◆ What to do ◆
Find the lines containing the word "chevron" and copy every one of them.

Dataset items:
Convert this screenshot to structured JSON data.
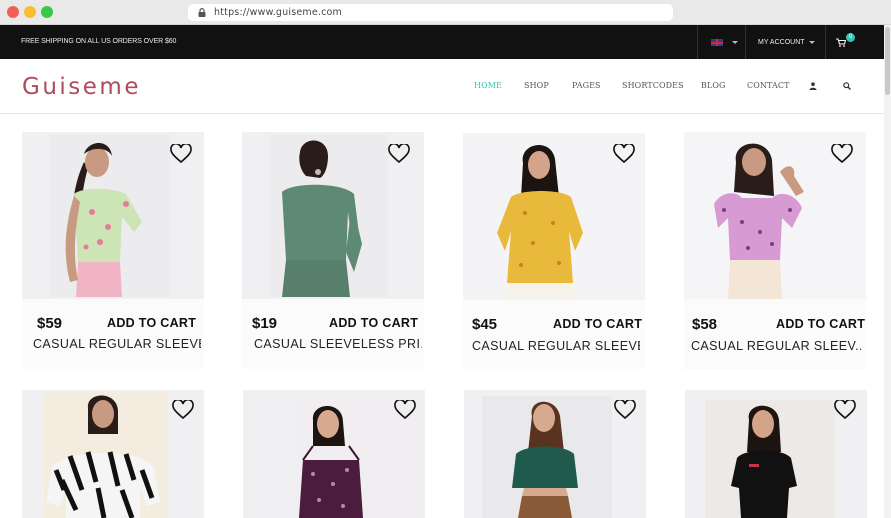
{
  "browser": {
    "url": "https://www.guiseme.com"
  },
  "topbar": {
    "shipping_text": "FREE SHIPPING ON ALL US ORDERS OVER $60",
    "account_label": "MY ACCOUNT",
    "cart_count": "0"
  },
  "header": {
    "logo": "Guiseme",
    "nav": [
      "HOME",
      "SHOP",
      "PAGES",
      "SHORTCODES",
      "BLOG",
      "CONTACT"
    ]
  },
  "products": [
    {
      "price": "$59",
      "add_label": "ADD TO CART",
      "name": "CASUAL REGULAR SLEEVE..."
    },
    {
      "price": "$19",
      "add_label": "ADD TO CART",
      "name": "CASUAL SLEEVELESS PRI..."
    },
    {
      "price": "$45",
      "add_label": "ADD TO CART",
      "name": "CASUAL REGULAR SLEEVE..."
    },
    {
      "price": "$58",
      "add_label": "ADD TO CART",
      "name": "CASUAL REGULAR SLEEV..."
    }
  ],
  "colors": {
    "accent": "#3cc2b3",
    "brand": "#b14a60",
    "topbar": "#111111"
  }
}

--

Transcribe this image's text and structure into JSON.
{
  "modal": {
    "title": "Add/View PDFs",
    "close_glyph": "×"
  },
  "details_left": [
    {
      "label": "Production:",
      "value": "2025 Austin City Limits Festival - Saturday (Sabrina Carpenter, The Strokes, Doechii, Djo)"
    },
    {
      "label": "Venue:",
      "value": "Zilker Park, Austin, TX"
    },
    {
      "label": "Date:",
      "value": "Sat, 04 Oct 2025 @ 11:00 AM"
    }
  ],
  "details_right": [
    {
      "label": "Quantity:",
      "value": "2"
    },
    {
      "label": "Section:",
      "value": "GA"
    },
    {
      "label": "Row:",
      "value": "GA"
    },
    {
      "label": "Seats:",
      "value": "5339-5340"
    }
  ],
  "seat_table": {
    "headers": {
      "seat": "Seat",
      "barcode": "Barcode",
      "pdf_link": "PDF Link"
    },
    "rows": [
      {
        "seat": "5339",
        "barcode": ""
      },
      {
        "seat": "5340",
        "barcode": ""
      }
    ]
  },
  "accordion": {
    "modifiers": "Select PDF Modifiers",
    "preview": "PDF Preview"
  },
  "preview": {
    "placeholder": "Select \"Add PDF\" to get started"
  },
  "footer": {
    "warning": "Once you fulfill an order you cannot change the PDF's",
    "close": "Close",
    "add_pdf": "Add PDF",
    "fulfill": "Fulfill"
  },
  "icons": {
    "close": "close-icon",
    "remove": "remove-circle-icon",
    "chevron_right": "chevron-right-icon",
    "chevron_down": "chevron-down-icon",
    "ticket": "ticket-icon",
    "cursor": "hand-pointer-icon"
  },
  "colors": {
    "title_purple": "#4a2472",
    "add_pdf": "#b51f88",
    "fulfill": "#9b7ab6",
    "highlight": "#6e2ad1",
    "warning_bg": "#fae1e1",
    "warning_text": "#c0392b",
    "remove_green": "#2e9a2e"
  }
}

--

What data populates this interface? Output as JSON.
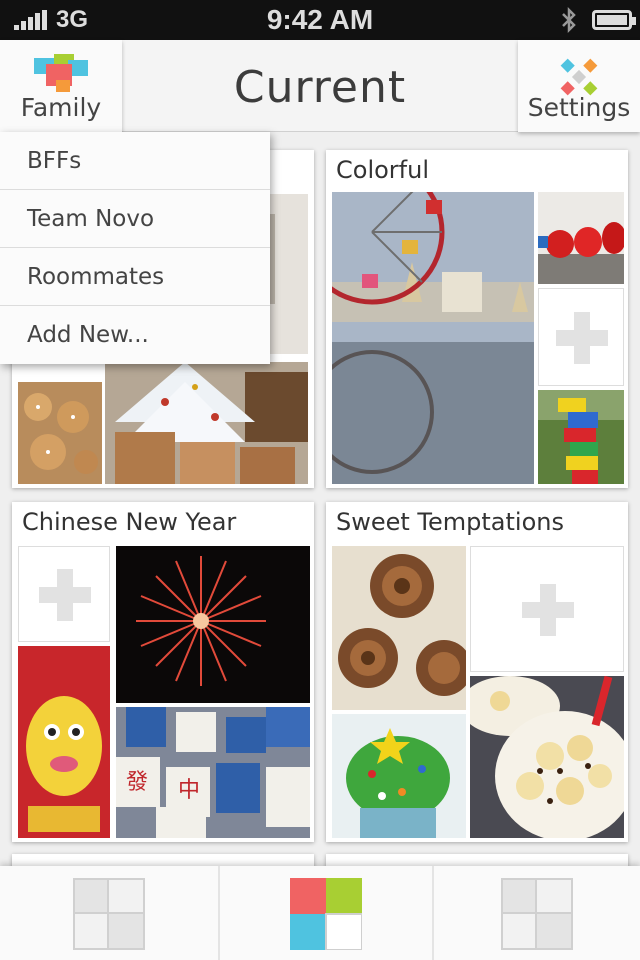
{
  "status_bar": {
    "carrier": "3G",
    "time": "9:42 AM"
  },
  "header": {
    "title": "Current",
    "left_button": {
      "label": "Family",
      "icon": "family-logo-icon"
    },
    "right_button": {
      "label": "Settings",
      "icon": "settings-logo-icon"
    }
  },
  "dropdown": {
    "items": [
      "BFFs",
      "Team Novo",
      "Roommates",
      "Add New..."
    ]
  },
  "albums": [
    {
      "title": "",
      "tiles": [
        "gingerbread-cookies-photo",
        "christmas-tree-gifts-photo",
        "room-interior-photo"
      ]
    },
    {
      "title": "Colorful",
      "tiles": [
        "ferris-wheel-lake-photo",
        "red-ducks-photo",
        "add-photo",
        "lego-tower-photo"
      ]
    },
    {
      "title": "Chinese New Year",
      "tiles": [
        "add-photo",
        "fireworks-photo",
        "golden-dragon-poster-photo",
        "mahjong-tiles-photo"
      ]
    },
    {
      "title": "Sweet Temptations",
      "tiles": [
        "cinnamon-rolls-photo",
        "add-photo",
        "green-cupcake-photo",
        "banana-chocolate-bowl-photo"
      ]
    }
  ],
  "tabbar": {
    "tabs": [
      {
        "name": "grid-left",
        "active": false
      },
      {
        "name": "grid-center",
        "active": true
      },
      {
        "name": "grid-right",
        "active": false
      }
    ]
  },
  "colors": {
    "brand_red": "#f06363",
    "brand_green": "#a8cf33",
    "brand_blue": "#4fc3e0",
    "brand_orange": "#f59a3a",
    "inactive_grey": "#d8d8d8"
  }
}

◆ Response to this task ◆
    "chevron_right": "chevron-right-icon",
    "chevron_down": "chevron-down-icon",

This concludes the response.